What the exercise asks — Line by line, set down all the data below exactly, omitting any picture.

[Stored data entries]
------------------------------------------------------------
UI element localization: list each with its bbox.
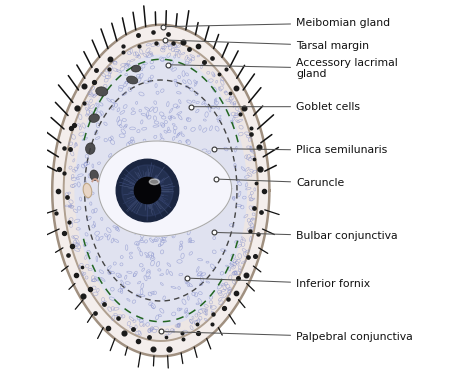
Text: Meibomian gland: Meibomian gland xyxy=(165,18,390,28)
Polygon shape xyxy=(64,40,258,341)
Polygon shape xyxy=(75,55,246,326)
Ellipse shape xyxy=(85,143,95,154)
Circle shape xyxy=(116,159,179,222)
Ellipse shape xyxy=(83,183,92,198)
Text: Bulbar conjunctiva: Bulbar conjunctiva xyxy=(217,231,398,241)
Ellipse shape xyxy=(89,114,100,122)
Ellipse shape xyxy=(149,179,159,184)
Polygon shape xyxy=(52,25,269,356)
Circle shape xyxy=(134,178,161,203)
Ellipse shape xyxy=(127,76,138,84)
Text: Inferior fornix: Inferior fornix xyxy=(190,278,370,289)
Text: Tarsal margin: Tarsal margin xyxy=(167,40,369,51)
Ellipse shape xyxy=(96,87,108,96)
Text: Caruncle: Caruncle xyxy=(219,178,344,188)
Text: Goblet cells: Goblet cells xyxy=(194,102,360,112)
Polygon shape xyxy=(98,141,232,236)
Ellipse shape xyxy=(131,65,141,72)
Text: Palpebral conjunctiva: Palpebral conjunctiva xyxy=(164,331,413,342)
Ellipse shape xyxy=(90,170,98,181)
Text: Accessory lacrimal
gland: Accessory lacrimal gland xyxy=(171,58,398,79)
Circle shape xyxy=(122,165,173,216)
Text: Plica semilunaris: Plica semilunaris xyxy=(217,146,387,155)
------------------------------------------------------------
Problem solution —
UI element localization: list each with its bbox.
Text: Meibomian gland: Meibomian gland xyxy=(165,18,390,28)
Polygon shape xyxy=(64,40,258,341)
Polygon shape xyxy=(75,55,246,326)
Ellipse shape xyxy=(85,143,95,154)
Circle shape xyxy=(116,159,179,222)
Ellipse shape xyxy=(83,183,92,198)
Text: Bulbar conjunctiva: Bulbar conjunctiva xyxy=(217,231,398,241)
Ellipse shape xyxy=(89,114,100,122)
Ellipse shape xyxy=(149,179,159,184)
Polygon shape xyxy=(52,25,269,356)
Circle shape xyxy=(134,178,161,203)
Ellipse shape xyxy=(127,76,138,84)
Text: Inferior fornix: Inferior fornix xyxy=(190,278,370,289)
Text: Tarsal margin: Tarsal margin xyxy=(167,40,369,51)
Ellipse shape xyxy=(96,87,108,96)
Text: Caruncle: Caruncle xyxy=(219,178,344,188)
Text: Goblet cells: Goblet cells xyxy=(194,102,360,112)
Polygon shape xyxy=(98,141,232,236)
Ellipse shape xyxy=(131,65,141,72)
Text: Palpebral conjunctiva: Palpebral conjunctiva xyxy=(164,331,413,342)
Ellipse shape xyxy=(90,170,98,181)
Text: Accessory lacrimal
gland: Accessory lacrimal gland xyxy=(171,58,398,79)
Circle shape xyxy=(122,165,173,216)
Text: Plica semilunaris: Plica semilunaris xyxy=(217,146,387,155)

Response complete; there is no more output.